%%

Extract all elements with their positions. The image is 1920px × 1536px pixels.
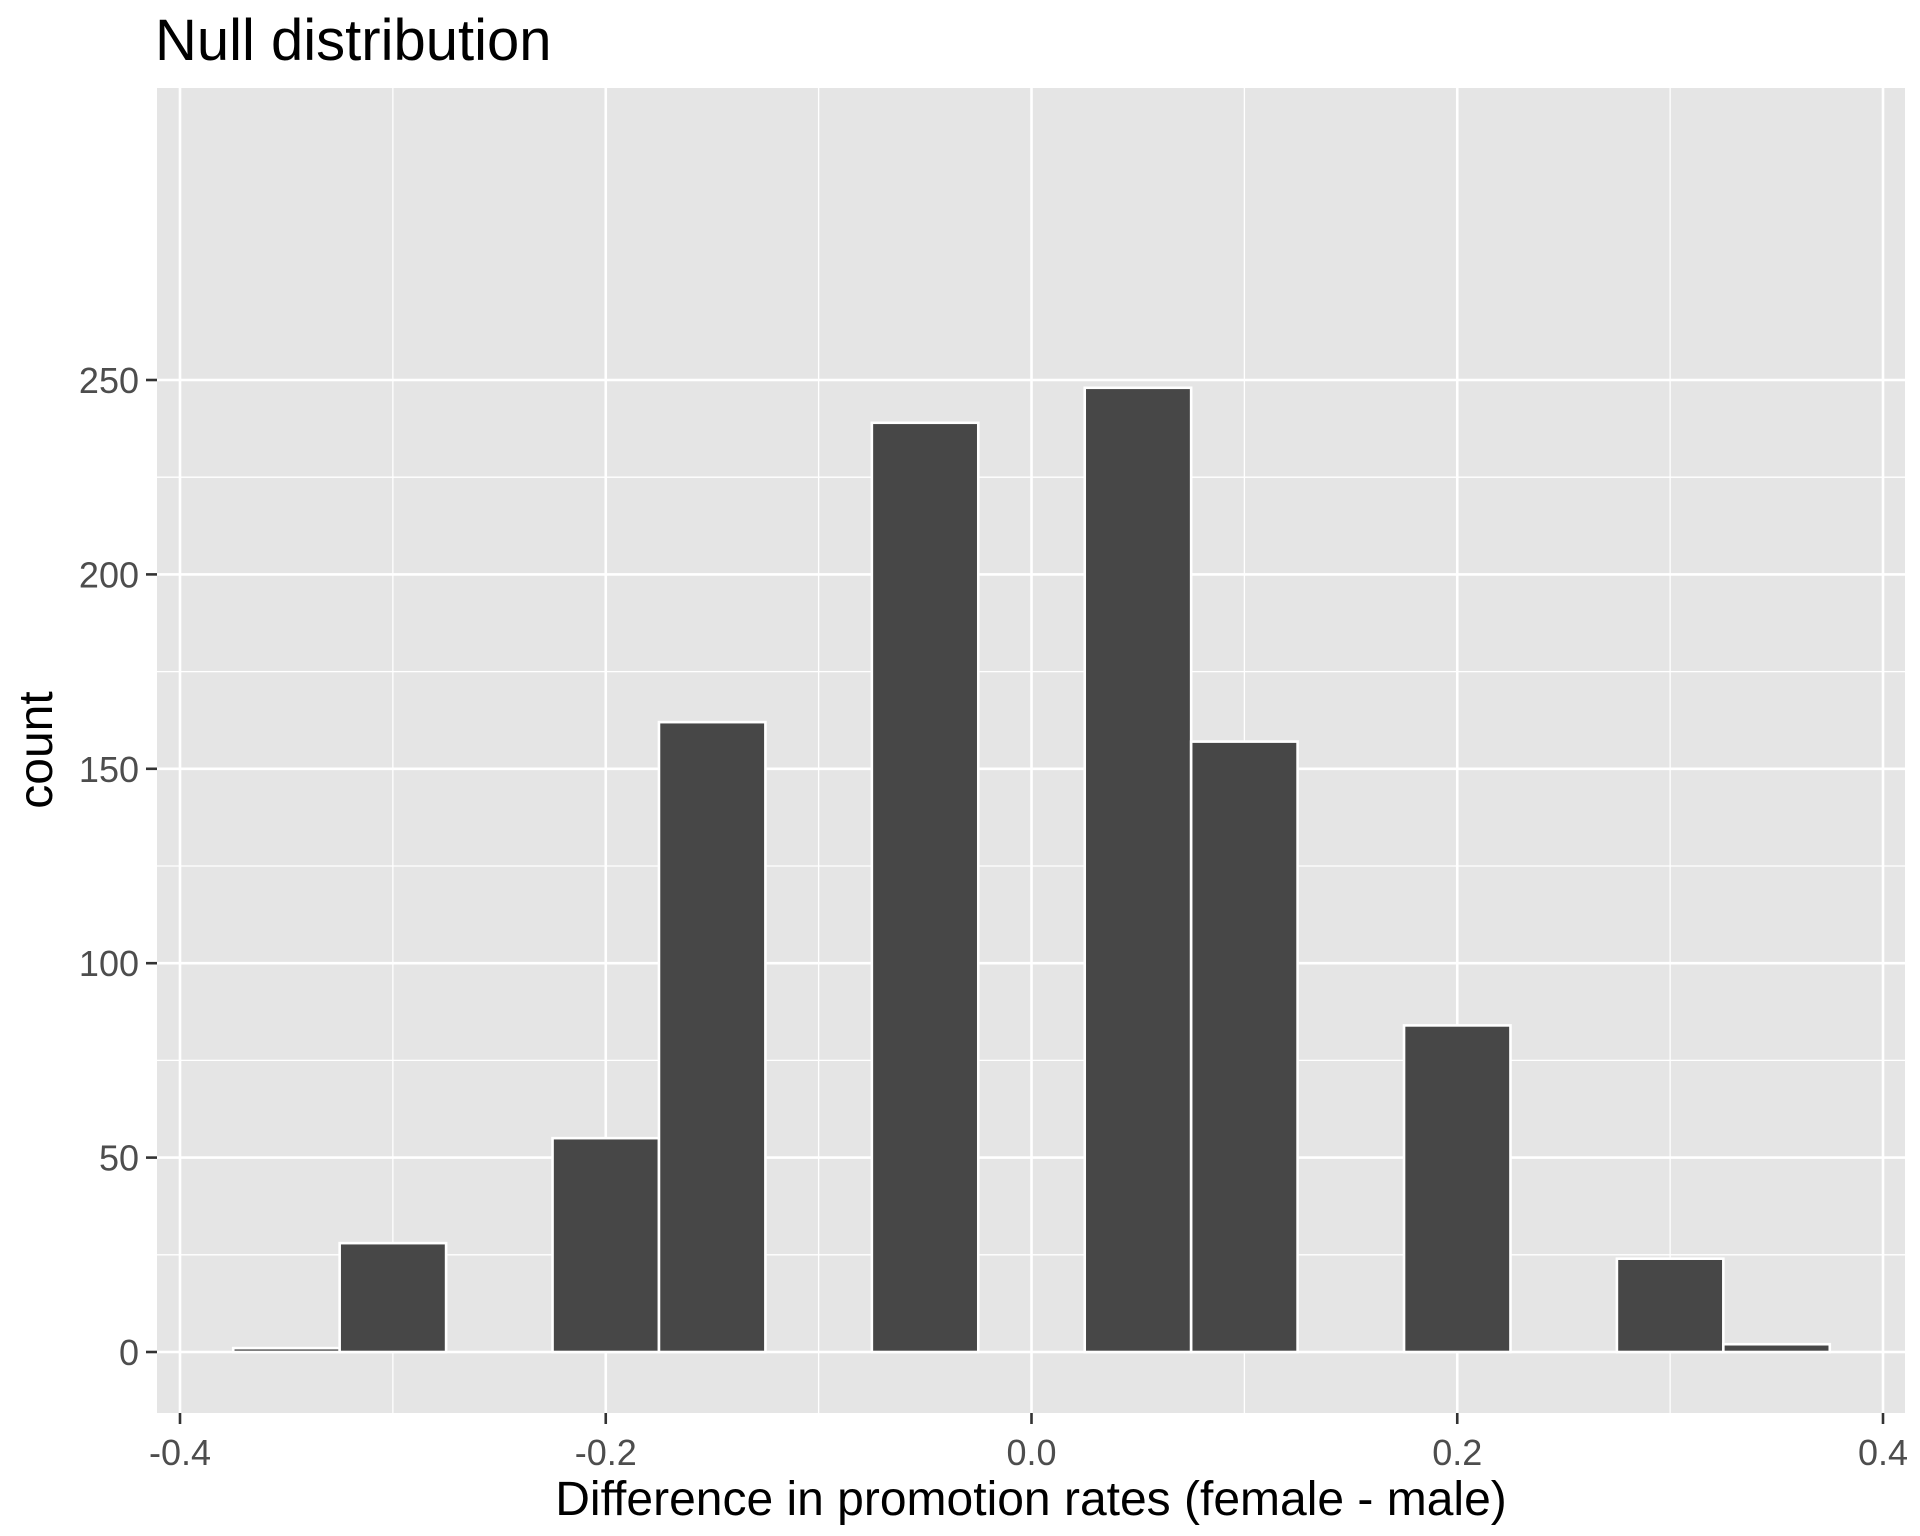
histogram-bar — [1083, 386, 1193, 1354]
x-tick-label: 0.4 — [1858, 1432, 1908, 1473]
x-axis-ticks: -0.4 -0.2 0.0 0.2 0.4 — [149, 1413, 1908, 1473]
histogram-bar — [551, 1136, 661, 1354]
histogram-bar — [1722, 1342, 1832, 1354]
x-tick-label: 0.2 — [1432, 1432, 1482, 1473]
chart-title: Null distribution — [155, 8, 552, 73]
y-tick-label: 250 — [79, 360, 139, 401]
y-axis-ticks: 0 50 100 150 200 250 — [79, 360, 157, 1373]
y-tick-label: 200 — [79, 554, 139, 595]
x-tick-label: 0.0 — [1006, 1432, 1056, 1473]
y-tick-label: 100 — [79, 943, 139, 984]
x-tick-label: -0.4 — [149, 1432, 211, 1473]
y-tick-label: 150 — [79, 749, 139, 790]
histogram-bar — [657, 720, 767, 1354]
histogram-bar — [870, 421, 980, 1354]
y-tick-label: 0 — [119, 1332, 139, 1373]
x-tick-label: -0.2 — [575, 1432, 637, 1473]
y-tick-label: 50 — [99, 1138, 139, 1179]
histogram-bar — [338, 1241, 448, 1354]
histogram-bars — [231, 386, 1832, 1354]
y-axis-title: count — [10, 691, 63, 808]
histogram-bar — [1615, 1257, 1725, 1354]
histogram-bar — [231, 1346, 341, 1354]
x-axis-title: Difference in promotion rates (female - … — [555, 1473, 1507, 1526]
histogram-bar — [1402, 1024, 1512, 1354]
histogram-bar — [1189, 740, 1299, 1354]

%%

# EXERCISE
Copy the lines of the listing verbatim, from the stretch beginning at the line containing "histogram-bar — [1083, 386, 1193, 1354]" through the line containing "y-tick-label: 250 — [79, 360, 139, 401]", both included.

# FINISHED EXERCISE
histogram-bar — [1083, 386, 1193, 1354]
x-tick-label: 0.4 — [1858, 1432, 1908, 1473]
x-axis-ticks: -0.4 -0.2 0.0 0.2 0.4 — [149, 1413, 1908, 1473]
histogram-bar — [551, 1136, 661, 1354]
histogram-bar — [1722, 1342, 1832, 1354]
x-tick-label: 0.2 — [1432, 1432, 1482, 1473]
chart-title: Null distribution — [155, 8, 552, 73]
y-tick-label: 250 — [79, 360, 139, 401]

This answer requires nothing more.